====== Records for processing ======
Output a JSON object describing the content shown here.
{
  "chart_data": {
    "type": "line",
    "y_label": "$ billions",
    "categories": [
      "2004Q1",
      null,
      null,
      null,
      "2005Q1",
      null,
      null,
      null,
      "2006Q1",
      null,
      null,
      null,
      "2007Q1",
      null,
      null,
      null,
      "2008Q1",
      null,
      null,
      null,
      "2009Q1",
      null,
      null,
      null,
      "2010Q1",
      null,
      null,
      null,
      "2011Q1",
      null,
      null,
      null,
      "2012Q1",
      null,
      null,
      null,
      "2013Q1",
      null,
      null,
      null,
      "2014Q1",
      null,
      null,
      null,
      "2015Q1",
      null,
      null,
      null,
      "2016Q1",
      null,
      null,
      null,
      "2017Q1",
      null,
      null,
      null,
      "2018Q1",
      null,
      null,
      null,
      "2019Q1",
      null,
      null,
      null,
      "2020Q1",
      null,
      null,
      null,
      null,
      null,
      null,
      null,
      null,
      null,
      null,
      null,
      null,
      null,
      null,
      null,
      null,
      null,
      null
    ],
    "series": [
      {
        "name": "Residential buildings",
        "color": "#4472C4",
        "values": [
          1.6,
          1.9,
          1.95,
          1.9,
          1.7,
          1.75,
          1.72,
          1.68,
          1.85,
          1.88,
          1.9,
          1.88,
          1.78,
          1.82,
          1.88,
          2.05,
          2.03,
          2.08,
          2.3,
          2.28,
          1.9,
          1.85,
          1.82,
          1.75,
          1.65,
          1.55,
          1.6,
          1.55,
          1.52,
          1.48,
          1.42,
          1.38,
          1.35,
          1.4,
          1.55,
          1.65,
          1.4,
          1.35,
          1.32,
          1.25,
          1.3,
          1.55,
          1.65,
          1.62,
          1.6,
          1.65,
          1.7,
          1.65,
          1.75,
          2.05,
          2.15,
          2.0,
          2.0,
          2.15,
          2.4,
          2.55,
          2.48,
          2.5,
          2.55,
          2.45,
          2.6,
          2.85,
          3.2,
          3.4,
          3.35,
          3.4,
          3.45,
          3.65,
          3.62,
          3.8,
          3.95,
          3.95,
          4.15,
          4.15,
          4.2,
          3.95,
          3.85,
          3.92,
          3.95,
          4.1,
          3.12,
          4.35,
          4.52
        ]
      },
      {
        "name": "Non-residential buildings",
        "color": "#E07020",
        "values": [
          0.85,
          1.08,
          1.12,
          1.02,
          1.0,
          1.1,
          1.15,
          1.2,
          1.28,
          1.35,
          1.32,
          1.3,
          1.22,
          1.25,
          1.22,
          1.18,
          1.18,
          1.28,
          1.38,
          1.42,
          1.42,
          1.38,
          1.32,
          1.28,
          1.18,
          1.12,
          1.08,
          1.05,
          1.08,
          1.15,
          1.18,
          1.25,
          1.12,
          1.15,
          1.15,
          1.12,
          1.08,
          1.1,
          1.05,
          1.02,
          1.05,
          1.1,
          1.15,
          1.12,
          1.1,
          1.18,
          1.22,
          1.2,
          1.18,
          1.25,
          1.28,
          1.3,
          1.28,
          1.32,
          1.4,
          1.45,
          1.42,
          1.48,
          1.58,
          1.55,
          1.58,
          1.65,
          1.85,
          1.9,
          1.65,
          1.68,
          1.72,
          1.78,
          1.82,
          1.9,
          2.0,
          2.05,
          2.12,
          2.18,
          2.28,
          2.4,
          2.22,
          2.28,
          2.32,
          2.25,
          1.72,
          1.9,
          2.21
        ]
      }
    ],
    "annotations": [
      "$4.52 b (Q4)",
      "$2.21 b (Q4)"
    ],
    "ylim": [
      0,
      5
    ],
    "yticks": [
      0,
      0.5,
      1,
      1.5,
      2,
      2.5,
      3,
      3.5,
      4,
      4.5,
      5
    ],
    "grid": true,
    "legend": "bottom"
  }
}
======
> Task statement
Determine how many lines contain the word "buildings" and reply with that number alone.

> Expected answer
2